◆ Short exercise ◆
Copy the lines holding the word "icone", all of them.

◆ Exercise inputs ◆
* Begin *

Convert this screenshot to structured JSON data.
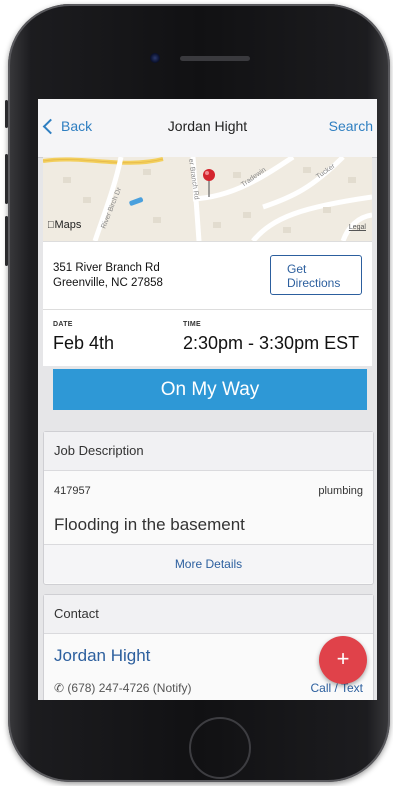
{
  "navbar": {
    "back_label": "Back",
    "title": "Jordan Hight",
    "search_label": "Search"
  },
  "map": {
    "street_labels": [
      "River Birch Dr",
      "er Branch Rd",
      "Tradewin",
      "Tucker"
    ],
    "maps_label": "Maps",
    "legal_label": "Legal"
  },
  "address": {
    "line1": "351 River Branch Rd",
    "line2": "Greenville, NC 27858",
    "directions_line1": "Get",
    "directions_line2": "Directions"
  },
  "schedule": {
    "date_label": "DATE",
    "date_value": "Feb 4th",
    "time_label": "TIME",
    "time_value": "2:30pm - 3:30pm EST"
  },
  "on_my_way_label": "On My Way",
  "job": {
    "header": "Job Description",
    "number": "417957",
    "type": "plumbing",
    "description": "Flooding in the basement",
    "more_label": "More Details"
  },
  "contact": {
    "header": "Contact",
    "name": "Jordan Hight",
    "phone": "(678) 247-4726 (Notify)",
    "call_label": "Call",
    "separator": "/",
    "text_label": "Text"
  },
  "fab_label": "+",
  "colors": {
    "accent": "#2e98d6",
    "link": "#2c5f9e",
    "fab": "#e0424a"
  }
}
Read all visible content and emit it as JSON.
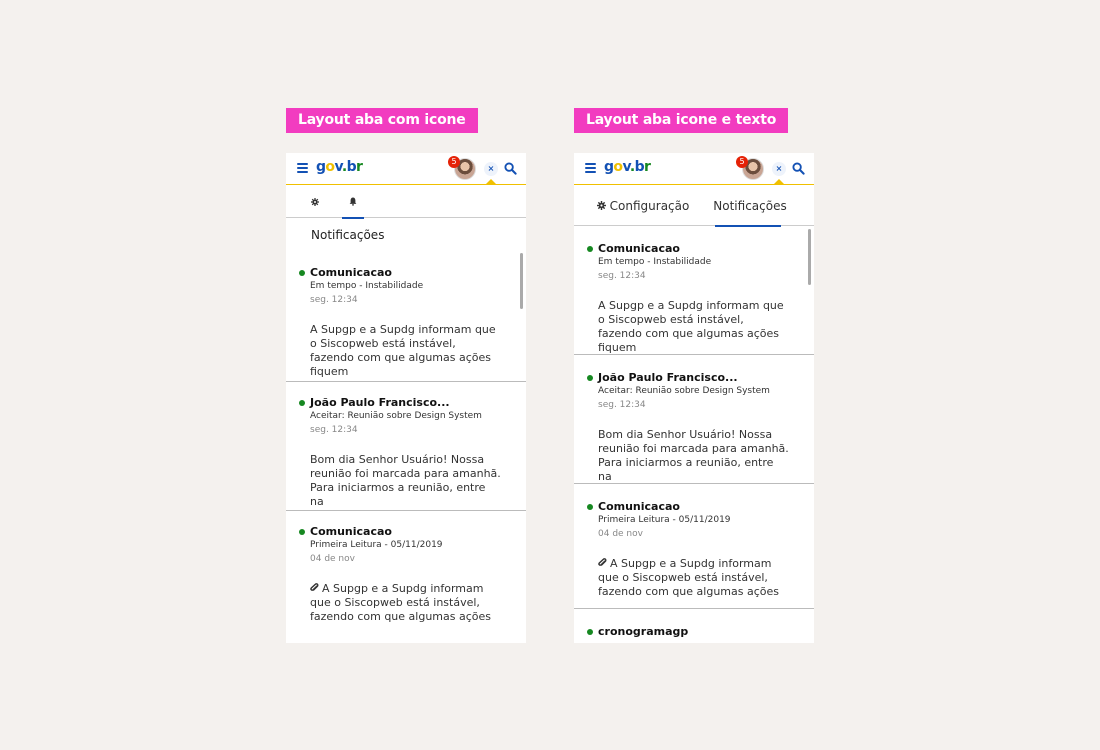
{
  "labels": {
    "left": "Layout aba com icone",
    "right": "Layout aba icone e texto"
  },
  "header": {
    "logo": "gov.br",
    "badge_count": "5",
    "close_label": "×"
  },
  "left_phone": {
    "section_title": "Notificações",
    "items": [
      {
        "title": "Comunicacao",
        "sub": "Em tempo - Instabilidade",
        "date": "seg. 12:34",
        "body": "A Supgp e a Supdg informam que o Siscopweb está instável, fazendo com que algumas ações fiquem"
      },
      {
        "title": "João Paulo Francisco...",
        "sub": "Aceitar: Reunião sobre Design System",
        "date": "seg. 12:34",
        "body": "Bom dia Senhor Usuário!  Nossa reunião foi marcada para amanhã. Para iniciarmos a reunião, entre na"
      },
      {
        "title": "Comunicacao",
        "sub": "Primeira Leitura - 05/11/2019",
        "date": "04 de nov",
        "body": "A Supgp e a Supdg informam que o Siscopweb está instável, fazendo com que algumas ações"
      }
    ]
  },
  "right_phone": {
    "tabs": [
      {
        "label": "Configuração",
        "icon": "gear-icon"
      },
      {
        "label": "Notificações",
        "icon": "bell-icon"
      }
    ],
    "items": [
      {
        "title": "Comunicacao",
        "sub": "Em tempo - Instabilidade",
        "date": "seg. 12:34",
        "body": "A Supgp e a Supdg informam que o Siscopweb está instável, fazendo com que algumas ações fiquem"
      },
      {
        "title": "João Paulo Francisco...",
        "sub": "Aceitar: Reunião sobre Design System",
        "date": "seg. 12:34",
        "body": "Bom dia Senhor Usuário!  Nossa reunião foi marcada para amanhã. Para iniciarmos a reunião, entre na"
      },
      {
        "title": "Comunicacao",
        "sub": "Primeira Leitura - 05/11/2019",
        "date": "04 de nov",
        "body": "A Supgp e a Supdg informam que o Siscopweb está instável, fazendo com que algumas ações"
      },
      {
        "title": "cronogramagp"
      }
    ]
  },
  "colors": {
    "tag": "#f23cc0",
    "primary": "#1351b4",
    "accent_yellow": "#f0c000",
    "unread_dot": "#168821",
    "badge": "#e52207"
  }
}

* End *

◆ The reply ◆
    "left": "Layout aba com icone",
    "right": "Layout aba icone e texto"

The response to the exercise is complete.